* Problem: Restate the data below word for word. Skip any images it contains.

* Material for this task:
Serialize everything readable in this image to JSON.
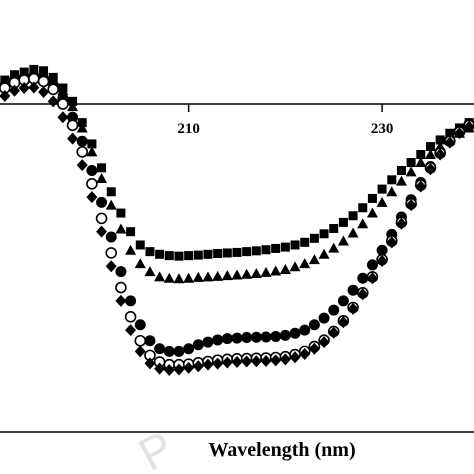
{
  "chart_data": {
    "type": "scatter",
    "title": "",
    "xlabel": "Wavelength (nm)",
    "ylabel": "",
    "x_ticks": [
      210,
      230
    ],
    "xlim": [
      190.5,
      239.5
    ],
    "ylim": [
      -12,
      1.5
    ],
    "zero_line": true,
    "grid": false,
    "legend": "none",
    "colors": {
      "marker": "#000000",
      "axis": "#000000",
      "background": "#ffffff",
      "watermark": "#e3e3e3"
    },
    "series": [
      {
        "marker": "square",
        "x": [
          191,
          192,
          193,
          194,
          195,
          196,
          197,
          198,
          199,
          200,
          201,
          202,
          203,
          204,
          205,
          206,
          207,
          208,
          209,
          210,
          211,
          212,
          213,
          214,
          215,
          216,
          217,
          218,
          219,
          220,
          221,
          222,
          223,
          224,
          225,
          226,
          227,
          228,
          229,
          230,
          231,
          232,
          233,
          234,
          235,
          236,
          237,
          238,
          239
        ],
        "y": [
          0.9,
          1.1,
          1.2,
          1.3,
          1.25,
          1.0,
          0.6,
          0.1,
          -0.7,
          -1.5,
          -2.4,
          -3.3,
          -4.1,
          -4.8,
          -5.3,
          -5.55,
          -5.65,
          -5.7,
          -5.72,
          -5.7,
          -5.68,
          -5.65,
          -5.62,
          -5.6,
          -5.58,
          -5.55,
          -5.52,
          -5.48,
          -5.43,
          -5.38,
          -5.3,
          -5.2,
          -5.05,
          -4.88,
          -4.68,
          -4.45,
          -4.2,
          -3.9,
          -3.55,
          -3.2,
          -2.85,
          -2.5,
          -2.2,
          -1.9,
          -1.6,
          -1.35,
          -1.1,
          -0.9,
          -0.7
        ]
      },
      {
        "marker": "triangle",
        "x": [
          191,
          192,
          193,
          194,
          195,
          196,
          197,
          198,
          199,
          200,
          201,
          202,
          203,
          204,
          205,
          206,
          207,
          208,
          209,
          210,
          211,
          212,
          213,
          214,
          215,
          216,
          217,
          218,
          219,
          220,
          221,
          222,
          223,
          224,
          225,
          226,
          227,
          228,
          229,
          230,
          231,
          232,
          233,
          234,
          235,
          236,
          237,
          238,
          239
        ],
        "y": [
          0.8,
          1.0,
          1.1,
          1.15,
          1.1,
          0.9,
          0.5,
          -0.1,
          -0.9,
          -1.8,
          -2.8,
          -3.8,
          -4.7,
          -5.5,
          -6.0,
          -6.3,
          -6.5,
          -6.55,
          -6.57,
          -6.55,
          -6.52,
          -6.5,
          -6.48,
          -6.45,
          -6.43,
          -6.4,
          -6.37,
          -6.33,
          -6.28,
          -6.22,
          -6.12,
          -6.0,
          -5.85,
          -5.65,
          -5.42,
          -5.15,
          -4.85,
          -4.5,
          -4.1,
          -3.7,
          -3.3,
          -2.9,
          -2.55,
          -2.2,
          -1.9,
          -1.6,
          -1.35,
          -1.1,
          -0.9
        ]
      },
      {
        "marker": "circle-filled",
        "x": [
          191,
          192,
          193,
          194,
          195,
          196,
          197,
          198,
          199,
          200,
          201,
          202,
          203,
          204,
          205,
          206,
          207,
          208,
          209,
          210,
          211,
          212,
          213,
          214,
          215,
          216,
          217,
          218,
          219,
          220,
          221,
          222,
          223,
          224,
          225,
          226,
          227,
          228,
          229,
          230,
          231,
          232,
          233,
          234,
          235,
          236,
          237,
          238,
          239
        ],
        "y": [
          0.7,
          0.9,
          1.0,
          1.05,
          0.95,
          0.7,
          0.2,
          -0.5,
          -1.4,
          -2.5,
          -3.7,
          -5.0,
          -6.3,
          -7.4,
          -8.3,
          -8.9,
          -9.2,
          -9.3,
          -9.3,
          -9.2,
          -9.05,
          -8.95,
          -8.87,
          -8.82,
          -8.8,
          -8.78,
          -8.77,
          -8.76,
          -8.74,
          -8.7,
          -8.62,
          -8.5,
          -8.3,
          -8.05,
          -7.75,
          -7.4,
          -7.0,
          -6.55,
          -6.05,
          -5.5,
          -4.9,
          -4.25,
          -3.6,
          -2.95,
          -2.35,
          -1.8,
          -1.35,
          -1.0,
          -0.75
        ]
      },
      {
        "marker": "circle-open",
        "x": [
          191,
          192,
          193,
          194,
          195,
          196,
          197,
          198,
          199,
          200,
          201,
          202,
          203,
          204,
          205,
          206,
          207,
          208,
          209,
          210,
          211,
          212,
          213,
          214,
          215,
          216,
          217,
          218,
          219,
          220,
          221,
          222,
          223,
          224,
          225,
          226,
          227,
          228,
          229,
          230,
          231,
          232,
          233,
          234,
          235,
          236,
          237,
          238,
          239
        ],
        "y": [
          0.6,
          0.8,
          0.9,
          0.95,
          0.85,
          0.55,
          0.0,
          -0.8,
          -1.8,
          -3.0,
          -4.3,
          -5.6,
          -6.9,
          -8.0,
          -8.9,
          -9.45,
          -9.7,
          -9.8,
          -9.8,
          -9.78,
          -9.73,
          -9.68,
          -9.63,
          -9.6,
          -9.58,
          -9.57,
          -9.56,
          -9.55,
          -9.53,
          -9.5,
          -9.42,
          -9.3,
          -9.12,
          -8.88,
          -8.55,
          -8.15,
          -7.65,
          -7.1,
          -6.5,
          -5.85,
          -5.15,
          -4.45,
          -3.75,
          -3.05,
          -2.4,
          -1.85,
          -1.4,
          -1.05,
          -0.8
        ]
      },
      {
        "marker": "diamond",
        "x": [
          191,
          192,
          193,
          194,
          195,
          196,
          197,
          198,
          199,
          200,
          201,
          202,
          203,
          204,
          205,
          206,
          207,
          208,
          209,
          210,
          211,
          212,
          213,
          214,
          215,
          216,
          217,
          218,
          219,
          220,
          221,
          222,
          223,
          224,
          225,
          226,
          227,
          228,
          229,
          230,
          231,
          232,
          233,
          234,
          235,
          236,
          237,
          238,
          239
        ],
        "y": [
          0.3,
          0.5,
          0.6,
          0.62,
          0.45,
          0.1,
          -0.5,
          -1.3,
          -2.3,
          -3.5,
          -4.8,
          -6.1,
          -7.4,
          -8.5,
          -9.3,
          -9.75,
          -9.95,
          -10.0,
          -9.98,
          -9.92,
          -9.86,
          -9.8,
          -9.76,
          -9.72,
          -9.7,
          -9.68,
          -9.67,
          -9.66,
          -9.64,
          -9.6,
          -9.52,
          -9.4,
          -9.2,
          -8.95,
          -8.6,
          -8.2,
          -7.7,
          -7.15,
          -6.55,
          -5.9,
          -5.2,
          -4.5,
          -3.8,
          -3.1,
          -2.45,
          -1.9,
          -1.45,
          -1.1,
          -0.85
        ]
      }
    ]
  },
  "watermark_text": "P"
}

* Answer in full:
Serialize everything readable in this image to JSON.
{
  "chart_data": {
    "type": "scatter",
    "title": "",
    "xlabel": "Wavelength (nm)",
    "ylabel": "",
    "x_ticks": [
      210,
      230
    ],
    "xlim": [
      190.5,
      239.5
    ],
    "ylim": [
      -12,
      1.5
    ],
    "zero_line": true,
    "grid": false,
    "legend": "none",
    "colors": {
      "marker": "#000000",
      "axis": "#000000",
      "background": "#ffffff",
      "watermark": "#e3e3e3"
    },
    "series": [
      {
        "marker": "square",
        "x": [
          191,
          192,
          193,
          194,
          195,
          196,
          197,
          198,
          199,
          200,
          201,
          202,
          203,
          204,
          205,
          206,
          207,
          208,
          209,
          210,
          211,
          212,
          213,
          214,
          215,
          216,
          217,
          218,
          219,
          220,
          221,
          222,
          223,
          224,
          225,
          226,
          227,
          228,
          229,
          230,
          231,
          232,
          233,
          234,
          235,
          236,
          237,
          238,
          239
        ],
        "y": [
          0.9,
          1.1,
          1.2,
          1.3,
          1.25,
          1.0,
          0.6,
          0.1,
          -0.7,
          -1.5,
          -2.4,
          -3.3,
          -4.1,
          -4.8,
          -5.3,
          -5.55,
          -5.65,
          -5.7,
          -5.72,
          -5.7,
          -5.68,
          -5.65,
          -5.62,
          -5.6,
          -5.58,
          -5.55,
          -5.52,
          -5.48,
          -5.43,
          -5.38,
          -5.3,
          -5.2,
          -5.05,
          -4.88,
          -4.68,
          -4.45,
          -4.2,
          -3.9,
          -3.55,
          -3.2,
          -2.85,
          -2.5,
          -2.2,
          -1.9,
          -1.6,
          -1.35,
          -1.1,
          -0.9,
          -0.7
        ]
      },
      {
        "marker": "triangle",
        "x": [
          191,
          192,
          193,
          194,
          195,
          196,
          197,
          198,
          199,
          200,
          201,
          202,
          203,
          204,
          205,
          206,
          207,
          208,
          209,
          210,
          211,
          212,
          213,
          214,
          215,
          216,
          217,
          218,
          219,
          220,
          221,
          222,
          223,
          224,
          225,
          226,
          227,
          228,
          229,
          230,
          231,
          232,
          233,
          234,
          235,
          236,
          237,
          238,
          239
        ],
        "y": [
          0.8,
          1.0,
          1.1,
          1.15,
          1.1,
          0.9,
          0.5,
          -0.1,
          -0.9,
          -1.8,
          -2.8,
          -3.8,
          -4.7,
          -5.5,
          -6.0,
          -6.3,
          -6.5,
          -6.55,
          -6.57,
          -6.55,
          -6.52,
          -6.5,
          -6.48,
          -6.45,
          -6.43,
          -6.4,
          -6.37,
          -6.33,
          -6.28,
          -6.22,
          -6.12,
          -6.0,
          -5.85,
          -5.65,
          -5.42,
          -5.15,
          -4.85,
          -4.5,
          -4.1,
          -3.7,
          -3.3,
          -2.9,
          -2.55,
          -2.2,
          -1.9,
          -1.6,
          -1.35,
          -1.1,
          -0.9
        ]
      },
      {
        "marker": "circle-filled",
        "x": [
          191,
          192,
          193,
          194,
          195,
          196,
          197,
          198,
          199,
          200,
          201,
          202,
          203,
          204,
          205,
          206,
          207,
          208,
          209,
          210,
          211,
          212,
          213,
          214,
          215,
          216,
          217,
          218,
          219,
          220,
          221,
          222,
          223,
          224,
          225,
          226,
          227,
          228,
          229,
          230,
          231,
          232,
          233,
          234,
          235,
          236,
          237,
          238,
          239
        ],
        "y": [
          0.7,
          0.9,
          1.0,
          1.05,
          0.95,
          0.7,
          0.2,
          -0.5,
          -1.4,
          -2.5,
          -3.7,
          -5.0,
          -6.3,
          -7.4,
          -8.3,
          -8.9,
          -9.2,
          -9.3,
          -9.3,
          -9.2,
          -9.05,
          -8.95,
          -8.87,
          -8.82,
          -8.8,
          -8.78,
          -8.77,
          -8.76,
          -8.74,
          -8.7,
          -8.62,
          -8.5,
          -8.3,
          -8.05,
          -7.75,
          -7.4,
          -7.0,
          -6.55,
          -6.05,
          -5.5,
          -4.9,
          -4.25,
          -3.6,
          -2.95,
          -2.35,
          -1.8,
          -1.35,
          -1.0,
          -0.75
        ]
      },
      {
        "marker": "circle-open",
        "x": [
          191,
          192,
          193,
          194,
          195,
          196,
          197,
          198,
          199,
          200,
          201,
          202,
          203,
          204,
          205,
          206,
          207,
          208,
          209,
          210,
          211,
          212,
          213,
          214,
          215,
          216,
          217,
          218,
          219,
          220,
          221,
          222,
          223,
          224,
          225,
          226,
          227,
          228,
          229,
          230,
          231,
          232,
          233,
          234,
          235,
          236,
          237,
          238,
          239
        ],
        "y": [
          0.6,
          0.8,
          0.9,
          0.95,
          0.85,
          0.55,
          0.0,
          -0.8,
          -1.8,
          -3.0,
          -4.3,
          -5.6,
          -6.9,
          -8.0,
          -8.9,
          -9.45,
          -9.7,
          -9.8,
          -9.8,
          -9.78,
          -9.73,
          -9.68,
          -9.63,
          -9.6,
          -9.58,
          -9.57,
          -9.56,
          -9.55,
          -9.53,
          -9.5,
          -9.42,
          -9.3,
          -9.12,
          -8.88,
          -8.55,
          -8.15,
          -7.65,
          -7.1,
          -6.5,
          -5.85,
          -5.15,
          -4.45,
          -3.75,
          -3.05,
          -2.4,
          -1.85,
          -1.4,
          -1.05,
          -0.8
        ]
      },
      {
        "marker": "diamond",
        "x": [
          191,
          192,
          193,
          194,
          195,
          196,
          197,
          198,
          199,
          200,
          201,
          202,
          203,
          204,
          205,
          206,
          207,
          208,
          209,
          210,
          211,
          212,
          213,
          214,
          215,
          216,
          217,
          218,
          219,
          220,
          221,
          222,
          223,
          224,
          225,
          226,
          227,
          228,
          229,
          230,
          231,
          232,
          233,
          234,
          235,
          236,
          237,
          238,
          239
        ],
        "y": [
          0.3,
          0.5,
          0.6,
          0.62,
          0.45,
          0.1,
          -0.5,
          -1.3,
          -2.3,
          -3.5,
          -4.8,
          -6.1,
          -7.4,
          -8.5,
          -9.3,
          -9.75,
          -9.95,
          -10.0,
          -9.98,
          -9.92,
          -9.86,
          -9.8,
          -9.76,
          -9.72,
          -9.7,
          -9.68,
          -9.67,
          -9.66,
          -9.64,
          -9.6,
          -9.52,
          -9.4,
          -9.2,
          -8.95,
          -8.6,
          -8.2,
          -7.7,
          -7.15,
          -6.55,
          -5.9,
          -5.2,
          -4.5,
          -3.8,
          -3.1,
          -2.45,
          -1.9,
          -1.45,
          -1.1,
          -0.85
        ]
      }
    ]
  },
  "watermark_text": "P"
}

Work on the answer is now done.